→ **Brief**
Below is a listing. Gather each line of it that contains "frac".

→ **Dataset**
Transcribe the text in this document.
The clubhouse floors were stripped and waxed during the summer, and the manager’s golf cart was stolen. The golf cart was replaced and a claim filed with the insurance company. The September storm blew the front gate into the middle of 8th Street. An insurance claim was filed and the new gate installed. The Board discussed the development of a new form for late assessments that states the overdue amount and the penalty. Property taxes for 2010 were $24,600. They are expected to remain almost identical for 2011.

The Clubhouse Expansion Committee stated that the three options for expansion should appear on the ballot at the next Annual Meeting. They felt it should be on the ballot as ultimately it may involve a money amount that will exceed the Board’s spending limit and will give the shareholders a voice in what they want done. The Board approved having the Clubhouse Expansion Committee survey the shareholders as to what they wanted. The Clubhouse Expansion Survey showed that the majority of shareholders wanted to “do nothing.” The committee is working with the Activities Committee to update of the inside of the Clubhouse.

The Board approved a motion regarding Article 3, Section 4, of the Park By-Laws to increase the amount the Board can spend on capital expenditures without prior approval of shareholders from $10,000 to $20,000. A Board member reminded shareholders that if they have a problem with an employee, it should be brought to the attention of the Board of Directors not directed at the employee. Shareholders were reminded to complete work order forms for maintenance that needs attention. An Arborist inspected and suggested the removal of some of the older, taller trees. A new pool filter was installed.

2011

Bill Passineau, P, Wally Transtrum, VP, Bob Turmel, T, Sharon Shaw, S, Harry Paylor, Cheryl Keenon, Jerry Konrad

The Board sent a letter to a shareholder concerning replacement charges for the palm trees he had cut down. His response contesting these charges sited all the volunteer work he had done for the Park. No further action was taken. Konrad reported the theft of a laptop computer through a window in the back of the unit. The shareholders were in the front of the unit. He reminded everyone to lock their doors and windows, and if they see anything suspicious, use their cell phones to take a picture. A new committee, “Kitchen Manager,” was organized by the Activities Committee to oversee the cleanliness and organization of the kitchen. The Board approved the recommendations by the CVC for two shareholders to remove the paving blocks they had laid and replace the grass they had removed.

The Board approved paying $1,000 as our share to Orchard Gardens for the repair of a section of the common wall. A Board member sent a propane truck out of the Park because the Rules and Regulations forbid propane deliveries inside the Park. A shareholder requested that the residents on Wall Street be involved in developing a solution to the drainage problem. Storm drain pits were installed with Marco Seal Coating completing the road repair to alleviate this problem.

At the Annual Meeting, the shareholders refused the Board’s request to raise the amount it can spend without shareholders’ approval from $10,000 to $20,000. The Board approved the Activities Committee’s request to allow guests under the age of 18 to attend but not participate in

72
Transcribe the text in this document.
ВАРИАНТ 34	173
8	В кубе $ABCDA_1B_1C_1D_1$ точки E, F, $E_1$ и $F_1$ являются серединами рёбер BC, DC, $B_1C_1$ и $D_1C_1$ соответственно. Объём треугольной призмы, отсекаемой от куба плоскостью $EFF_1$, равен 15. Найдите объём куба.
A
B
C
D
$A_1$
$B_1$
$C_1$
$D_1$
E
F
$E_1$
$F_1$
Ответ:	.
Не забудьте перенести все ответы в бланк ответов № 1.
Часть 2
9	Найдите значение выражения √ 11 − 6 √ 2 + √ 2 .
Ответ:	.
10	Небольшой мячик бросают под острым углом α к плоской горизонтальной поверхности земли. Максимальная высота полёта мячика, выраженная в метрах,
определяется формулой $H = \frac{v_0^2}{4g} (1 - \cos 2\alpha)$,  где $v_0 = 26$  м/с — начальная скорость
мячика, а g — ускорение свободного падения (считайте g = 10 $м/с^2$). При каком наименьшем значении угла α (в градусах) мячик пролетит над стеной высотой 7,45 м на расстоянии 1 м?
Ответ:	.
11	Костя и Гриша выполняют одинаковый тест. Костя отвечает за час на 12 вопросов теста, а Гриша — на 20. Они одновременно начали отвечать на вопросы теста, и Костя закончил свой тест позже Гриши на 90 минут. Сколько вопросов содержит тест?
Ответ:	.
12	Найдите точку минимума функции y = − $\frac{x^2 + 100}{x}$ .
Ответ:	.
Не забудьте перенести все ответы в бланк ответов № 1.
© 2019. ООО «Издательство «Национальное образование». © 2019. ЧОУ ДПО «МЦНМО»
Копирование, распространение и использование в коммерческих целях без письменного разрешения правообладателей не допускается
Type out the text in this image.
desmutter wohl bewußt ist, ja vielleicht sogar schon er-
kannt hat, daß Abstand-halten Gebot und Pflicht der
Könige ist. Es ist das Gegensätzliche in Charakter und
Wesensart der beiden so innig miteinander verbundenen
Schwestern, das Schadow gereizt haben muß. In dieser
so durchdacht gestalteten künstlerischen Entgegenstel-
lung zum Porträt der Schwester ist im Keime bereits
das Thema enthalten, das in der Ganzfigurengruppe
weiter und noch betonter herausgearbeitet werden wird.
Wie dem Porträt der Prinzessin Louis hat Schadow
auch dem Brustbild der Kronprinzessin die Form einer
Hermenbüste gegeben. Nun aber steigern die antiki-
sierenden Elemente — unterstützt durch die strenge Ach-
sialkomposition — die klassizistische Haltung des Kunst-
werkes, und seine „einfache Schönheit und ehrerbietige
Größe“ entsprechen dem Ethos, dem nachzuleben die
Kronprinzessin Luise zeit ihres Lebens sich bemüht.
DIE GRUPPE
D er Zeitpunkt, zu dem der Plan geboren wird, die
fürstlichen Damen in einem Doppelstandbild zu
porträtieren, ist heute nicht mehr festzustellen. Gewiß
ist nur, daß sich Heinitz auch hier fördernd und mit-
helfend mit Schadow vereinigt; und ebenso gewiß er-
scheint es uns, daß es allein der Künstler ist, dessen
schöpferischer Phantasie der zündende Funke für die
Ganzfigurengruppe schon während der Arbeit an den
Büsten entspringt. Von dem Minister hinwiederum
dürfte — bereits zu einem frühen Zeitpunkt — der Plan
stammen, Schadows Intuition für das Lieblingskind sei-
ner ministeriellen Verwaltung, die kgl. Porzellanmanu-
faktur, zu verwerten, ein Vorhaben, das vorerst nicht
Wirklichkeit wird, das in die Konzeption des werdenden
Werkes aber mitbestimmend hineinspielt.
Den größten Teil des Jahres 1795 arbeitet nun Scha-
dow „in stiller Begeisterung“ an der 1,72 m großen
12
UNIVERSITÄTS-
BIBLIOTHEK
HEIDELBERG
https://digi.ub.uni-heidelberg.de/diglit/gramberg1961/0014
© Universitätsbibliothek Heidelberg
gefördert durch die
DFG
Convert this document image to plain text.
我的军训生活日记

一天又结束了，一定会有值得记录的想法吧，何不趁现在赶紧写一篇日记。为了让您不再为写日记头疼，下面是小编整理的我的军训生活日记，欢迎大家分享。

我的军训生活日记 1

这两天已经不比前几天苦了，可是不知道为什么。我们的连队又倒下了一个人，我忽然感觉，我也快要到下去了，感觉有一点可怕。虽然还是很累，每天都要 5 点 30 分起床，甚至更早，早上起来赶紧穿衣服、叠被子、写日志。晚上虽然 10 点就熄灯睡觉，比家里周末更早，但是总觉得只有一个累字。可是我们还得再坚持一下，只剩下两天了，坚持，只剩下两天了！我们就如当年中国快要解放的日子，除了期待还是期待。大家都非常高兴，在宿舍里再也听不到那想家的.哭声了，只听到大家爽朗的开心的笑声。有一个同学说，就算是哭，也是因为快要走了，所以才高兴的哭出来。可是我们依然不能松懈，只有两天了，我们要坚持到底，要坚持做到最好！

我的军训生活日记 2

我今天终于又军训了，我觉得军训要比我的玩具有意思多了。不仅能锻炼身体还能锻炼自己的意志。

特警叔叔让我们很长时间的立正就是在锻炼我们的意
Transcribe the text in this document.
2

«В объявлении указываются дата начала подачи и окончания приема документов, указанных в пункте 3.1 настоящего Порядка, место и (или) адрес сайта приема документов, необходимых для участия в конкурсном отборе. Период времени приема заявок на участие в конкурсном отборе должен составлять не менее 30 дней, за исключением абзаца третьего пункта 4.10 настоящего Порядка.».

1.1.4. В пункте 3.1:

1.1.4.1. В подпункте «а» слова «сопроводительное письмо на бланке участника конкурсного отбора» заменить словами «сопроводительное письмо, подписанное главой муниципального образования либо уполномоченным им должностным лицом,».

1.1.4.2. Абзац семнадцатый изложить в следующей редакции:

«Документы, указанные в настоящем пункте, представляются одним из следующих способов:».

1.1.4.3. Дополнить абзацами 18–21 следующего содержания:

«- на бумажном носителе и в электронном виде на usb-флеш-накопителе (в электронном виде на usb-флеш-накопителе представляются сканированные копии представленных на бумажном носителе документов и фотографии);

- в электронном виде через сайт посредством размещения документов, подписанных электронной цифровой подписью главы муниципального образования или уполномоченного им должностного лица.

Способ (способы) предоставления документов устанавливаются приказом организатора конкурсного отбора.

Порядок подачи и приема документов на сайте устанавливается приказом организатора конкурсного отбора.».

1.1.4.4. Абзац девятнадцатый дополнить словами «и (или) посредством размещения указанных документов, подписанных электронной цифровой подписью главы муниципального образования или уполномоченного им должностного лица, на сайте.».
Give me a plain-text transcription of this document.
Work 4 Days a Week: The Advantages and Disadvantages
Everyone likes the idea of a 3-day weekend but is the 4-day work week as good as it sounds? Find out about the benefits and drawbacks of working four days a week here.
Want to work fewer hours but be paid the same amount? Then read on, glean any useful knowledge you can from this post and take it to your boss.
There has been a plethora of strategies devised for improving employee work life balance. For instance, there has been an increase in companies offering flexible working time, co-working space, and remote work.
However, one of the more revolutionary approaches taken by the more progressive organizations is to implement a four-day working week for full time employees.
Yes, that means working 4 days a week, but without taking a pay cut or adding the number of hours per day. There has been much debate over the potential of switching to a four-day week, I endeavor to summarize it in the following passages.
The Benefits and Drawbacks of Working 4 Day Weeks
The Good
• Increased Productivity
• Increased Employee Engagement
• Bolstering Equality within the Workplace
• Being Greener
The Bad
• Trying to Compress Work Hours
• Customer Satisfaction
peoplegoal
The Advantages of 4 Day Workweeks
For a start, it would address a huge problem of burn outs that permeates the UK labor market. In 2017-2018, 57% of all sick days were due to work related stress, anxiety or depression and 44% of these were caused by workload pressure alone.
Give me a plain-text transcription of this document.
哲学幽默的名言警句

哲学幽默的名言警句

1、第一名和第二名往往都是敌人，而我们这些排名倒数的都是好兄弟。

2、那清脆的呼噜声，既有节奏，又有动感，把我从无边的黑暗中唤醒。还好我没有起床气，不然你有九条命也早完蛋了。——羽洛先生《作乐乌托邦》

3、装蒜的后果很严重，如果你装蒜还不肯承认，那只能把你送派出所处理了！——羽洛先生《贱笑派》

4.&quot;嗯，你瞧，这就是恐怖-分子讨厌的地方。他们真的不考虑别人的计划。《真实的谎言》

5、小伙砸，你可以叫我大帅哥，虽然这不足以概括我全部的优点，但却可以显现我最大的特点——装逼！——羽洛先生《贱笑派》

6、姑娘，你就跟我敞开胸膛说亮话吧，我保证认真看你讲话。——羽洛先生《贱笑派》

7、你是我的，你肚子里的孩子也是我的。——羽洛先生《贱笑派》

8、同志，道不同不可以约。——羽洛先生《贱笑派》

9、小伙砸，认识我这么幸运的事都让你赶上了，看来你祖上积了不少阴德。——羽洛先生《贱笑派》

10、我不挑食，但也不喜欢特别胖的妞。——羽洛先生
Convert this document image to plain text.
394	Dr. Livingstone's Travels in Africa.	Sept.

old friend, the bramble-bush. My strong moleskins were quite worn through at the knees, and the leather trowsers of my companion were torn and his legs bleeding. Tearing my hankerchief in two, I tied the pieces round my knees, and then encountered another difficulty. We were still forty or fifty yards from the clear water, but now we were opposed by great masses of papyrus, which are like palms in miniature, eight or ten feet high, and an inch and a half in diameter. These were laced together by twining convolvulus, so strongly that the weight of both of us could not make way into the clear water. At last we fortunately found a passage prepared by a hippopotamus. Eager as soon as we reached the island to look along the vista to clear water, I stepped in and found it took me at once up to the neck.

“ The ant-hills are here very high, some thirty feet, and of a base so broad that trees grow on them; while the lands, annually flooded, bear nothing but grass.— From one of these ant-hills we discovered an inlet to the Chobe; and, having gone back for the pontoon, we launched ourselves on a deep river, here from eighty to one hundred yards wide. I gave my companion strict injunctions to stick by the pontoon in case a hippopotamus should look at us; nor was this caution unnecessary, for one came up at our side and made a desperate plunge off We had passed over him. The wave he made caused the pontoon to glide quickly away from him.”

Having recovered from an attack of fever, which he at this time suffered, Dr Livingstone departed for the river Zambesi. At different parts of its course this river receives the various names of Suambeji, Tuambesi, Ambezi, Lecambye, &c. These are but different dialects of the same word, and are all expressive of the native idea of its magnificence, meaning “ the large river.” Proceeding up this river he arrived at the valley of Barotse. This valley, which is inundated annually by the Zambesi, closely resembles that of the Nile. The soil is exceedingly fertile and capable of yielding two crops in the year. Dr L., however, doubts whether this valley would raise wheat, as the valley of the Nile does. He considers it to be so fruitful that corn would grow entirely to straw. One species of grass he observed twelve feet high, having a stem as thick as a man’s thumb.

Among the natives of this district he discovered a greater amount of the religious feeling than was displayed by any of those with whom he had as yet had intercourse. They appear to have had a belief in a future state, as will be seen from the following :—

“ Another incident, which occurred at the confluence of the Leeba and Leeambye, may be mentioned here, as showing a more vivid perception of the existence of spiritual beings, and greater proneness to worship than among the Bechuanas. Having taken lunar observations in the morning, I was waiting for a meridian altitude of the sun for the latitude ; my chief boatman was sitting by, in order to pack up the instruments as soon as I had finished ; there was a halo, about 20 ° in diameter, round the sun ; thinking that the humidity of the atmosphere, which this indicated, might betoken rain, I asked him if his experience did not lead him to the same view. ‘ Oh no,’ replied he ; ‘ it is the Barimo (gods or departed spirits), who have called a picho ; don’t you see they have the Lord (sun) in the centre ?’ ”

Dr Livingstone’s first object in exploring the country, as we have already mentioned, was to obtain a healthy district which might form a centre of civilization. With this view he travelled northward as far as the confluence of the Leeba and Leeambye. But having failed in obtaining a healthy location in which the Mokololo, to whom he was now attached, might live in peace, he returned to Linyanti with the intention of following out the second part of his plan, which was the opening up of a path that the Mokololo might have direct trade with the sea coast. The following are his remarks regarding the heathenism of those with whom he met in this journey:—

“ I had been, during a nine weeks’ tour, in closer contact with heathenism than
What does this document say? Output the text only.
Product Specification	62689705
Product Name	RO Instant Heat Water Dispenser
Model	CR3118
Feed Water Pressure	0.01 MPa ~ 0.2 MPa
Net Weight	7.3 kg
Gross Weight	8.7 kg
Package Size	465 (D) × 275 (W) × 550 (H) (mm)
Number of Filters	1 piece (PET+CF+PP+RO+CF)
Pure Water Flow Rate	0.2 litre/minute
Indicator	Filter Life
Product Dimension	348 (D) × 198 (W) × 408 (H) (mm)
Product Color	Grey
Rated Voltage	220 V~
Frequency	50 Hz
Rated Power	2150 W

→ **Reply**
определяется формулой $H = \frac{v_0^2}{4g} (1 - \cos 2\alpha)$,  где $v_0 = 26$  м/с — начальная скорость
12	Найдите точку минимума функции y = − $\frac{x^2 + 100}{x}$ .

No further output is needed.